---- ENTRIES PROVIDED

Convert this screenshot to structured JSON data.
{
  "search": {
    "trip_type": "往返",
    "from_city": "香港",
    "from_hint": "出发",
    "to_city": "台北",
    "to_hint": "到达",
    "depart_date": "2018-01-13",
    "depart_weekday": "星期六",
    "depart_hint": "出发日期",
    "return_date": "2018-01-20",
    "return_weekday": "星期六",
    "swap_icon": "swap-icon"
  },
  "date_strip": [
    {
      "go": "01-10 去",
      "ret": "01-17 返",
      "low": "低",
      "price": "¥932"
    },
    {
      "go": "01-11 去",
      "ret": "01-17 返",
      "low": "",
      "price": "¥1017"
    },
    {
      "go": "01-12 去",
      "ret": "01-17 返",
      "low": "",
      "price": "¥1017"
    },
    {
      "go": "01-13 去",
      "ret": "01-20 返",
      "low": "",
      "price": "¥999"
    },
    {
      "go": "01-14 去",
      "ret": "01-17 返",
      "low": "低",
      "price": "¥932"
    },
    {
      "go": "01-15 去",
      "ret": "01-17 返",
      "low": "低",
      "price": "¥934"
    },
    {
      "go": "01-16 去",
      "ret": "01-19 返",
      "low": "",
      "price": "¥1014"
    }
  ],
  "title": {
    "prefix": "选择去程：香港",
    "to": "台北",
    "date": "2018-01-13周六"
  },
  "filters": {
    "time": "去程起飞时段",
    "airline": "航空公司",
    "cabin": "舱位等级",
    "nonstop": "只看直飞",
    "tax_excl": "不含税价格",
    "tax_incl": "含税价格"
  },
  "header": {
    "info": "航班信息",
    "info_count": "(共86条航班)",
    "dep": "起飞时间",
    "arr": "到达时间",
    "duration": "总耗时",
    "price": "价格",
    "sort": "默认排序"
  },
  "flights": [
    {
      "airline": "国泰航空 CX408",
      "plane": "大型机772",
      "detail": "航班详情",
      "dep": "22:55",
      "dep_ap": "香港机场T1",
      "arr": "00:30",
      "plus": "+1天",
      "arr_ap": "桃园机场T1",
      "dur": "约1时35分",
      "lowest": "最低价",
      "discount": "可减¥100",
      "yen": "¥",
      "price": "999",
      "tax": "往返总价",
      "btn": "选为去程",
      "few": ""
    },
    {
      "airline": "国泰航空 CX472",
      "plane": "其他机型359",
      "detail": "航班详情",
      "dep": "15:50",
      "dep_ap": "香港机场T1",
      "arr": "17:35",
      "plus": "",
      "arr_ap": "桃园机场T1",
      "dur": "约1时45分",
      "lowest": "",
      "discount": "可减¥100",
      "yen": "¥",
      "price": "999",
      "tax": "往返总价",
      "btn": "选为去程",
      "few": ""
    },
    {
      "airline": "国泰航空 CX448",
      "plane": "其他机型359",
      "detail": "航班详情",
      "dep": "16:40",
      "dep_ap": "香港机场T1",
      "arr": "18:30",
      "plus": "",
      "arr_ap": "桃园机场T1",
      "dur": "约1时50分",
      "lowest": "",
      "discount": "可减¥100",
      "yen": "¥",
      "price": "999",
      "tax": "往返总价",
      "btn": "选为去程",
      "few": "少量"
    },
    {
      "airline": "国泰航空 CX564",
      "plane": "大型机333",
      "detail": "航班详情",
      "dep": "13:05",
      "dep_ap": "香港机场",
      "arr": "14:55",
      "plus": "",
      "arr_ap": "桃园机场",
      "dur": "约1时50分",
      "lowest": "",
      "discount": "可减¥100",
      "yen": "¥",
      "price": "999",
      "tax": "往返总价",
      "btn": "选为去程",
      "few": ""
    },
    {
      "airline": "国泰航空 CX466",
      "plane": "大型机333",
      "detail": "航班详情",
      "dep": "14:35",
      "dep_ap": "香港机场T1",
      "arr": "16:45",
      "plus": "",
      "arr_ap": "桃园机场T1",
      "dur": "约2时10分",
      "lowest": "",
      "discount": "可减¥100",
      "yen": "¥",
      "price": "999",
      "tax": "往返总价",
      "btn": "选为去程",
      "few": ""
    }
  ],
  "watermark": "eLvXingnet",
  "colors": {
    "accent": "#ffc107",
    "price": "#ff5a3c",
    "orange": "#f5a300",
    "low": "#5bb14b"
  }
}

--------

## GOAL
Whenever "国泰航空" turns up in a line, pick that line out.

## TASK RESULT
      "airline": "国泰航空 CX408",
      "airline": "国泰航空 CX472",
      "airline": "国泰航空 CX448",
      "airline": "国泰航空 CX564",
      "airline": "国泰航空 CX466",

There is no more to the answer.